Data entries:

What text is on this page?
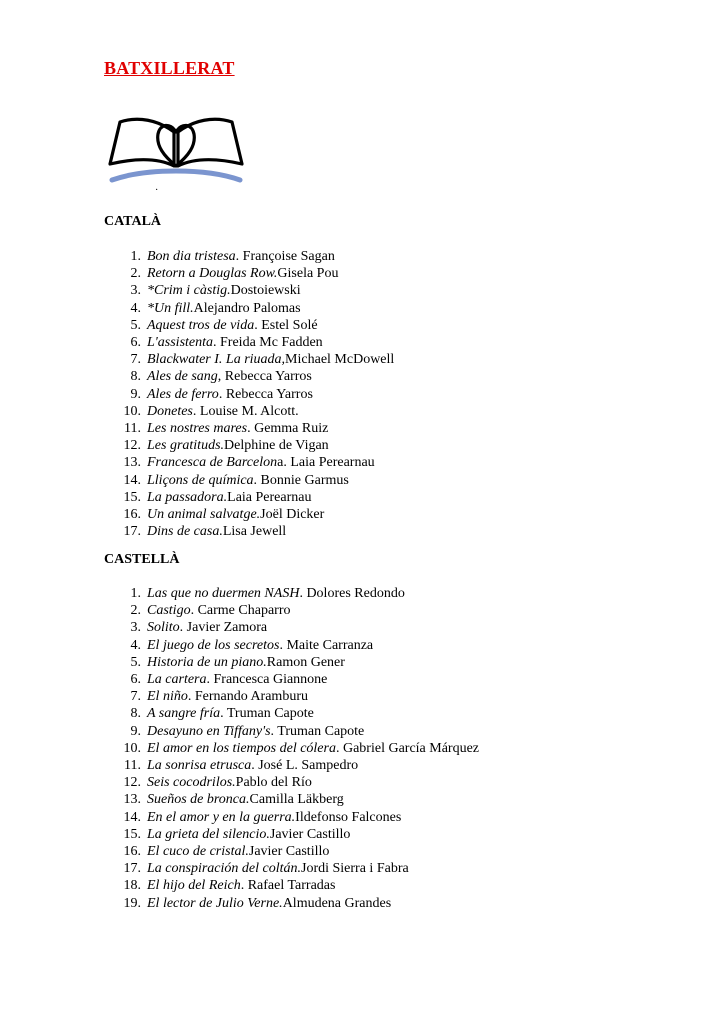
BATXILLERAT
·
CATALÀ
1. Bon dia tristesa . Françoise Sagan
2. Retorn a Douglas Row. Gisela Pou
3. *Crim i càstig. Dostoiewski
4. *Un fill. Alejandro Palomas
5. Aquest tros de vida . Estel Solé
6. L'assistenta . Freida Mc Fadden
7. Blackwater I. La riuada, Michael McDowell
8. Ales de sang , Rebecca Yarros
9. Ales de ferro . Rebecca Yarros
10. Donetes . Louise M. Alcott.
11. Les nostres mares . Gemma Ruiz
12. Les gratituds. Delphine de Vigan
13. Francesca de Barcelon a. Laia Perearnau
14. Lliçons de química . Bonnie Garmus
15. La passadora. Laia Perearnau
16. Un animal salvatge. Joël Dicker
17. Dins de casa. Lisa Jewell
CASTELLÀ
1. Las que no duermen NASH . Dolores Redondo
2. Castigo . Carme Chaparro
3. Solito . Javier Zamora
4. El juego de los secretos . Maite Carranza
5. Historia de un piano. Ramon Gener
6. La cartera . Francesca Giannone
7. El niño . Fernando Aramburu
8. A sangre fría . Truman Capote
9. Desayuno en Tiffany's . Truman Capote
10. El amor en los tiempos del cólera . Gabriel García Márquez
11. La sonrisa etrusca . José L. Sampedro
12. Seis cocodrilos. Pablo del Río
13. Sueños de bronca. Camilla Läkberg
14. En el amor y en la guerra. Ildefonso Falcones
15. La grieta del silencio. Javier Castillo
16. El cuco de cristal. Javier Castillo
17. La conspiración del coltán. Jordi Sierra i Fabra
18. El hijo del Reich . Rafael Tarradas
19. El lector de Julio Verne. Almudena Grandes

» **WHAT IS REQUIRED**:
Find every line that holds "Javier" and copy it.

» **RESPONSE TO THE TASK**:
3. Solito . Javier Zamora
15. La grieta del silencio. Javier Castillo
16. El cuco de cristal. Javier Castillo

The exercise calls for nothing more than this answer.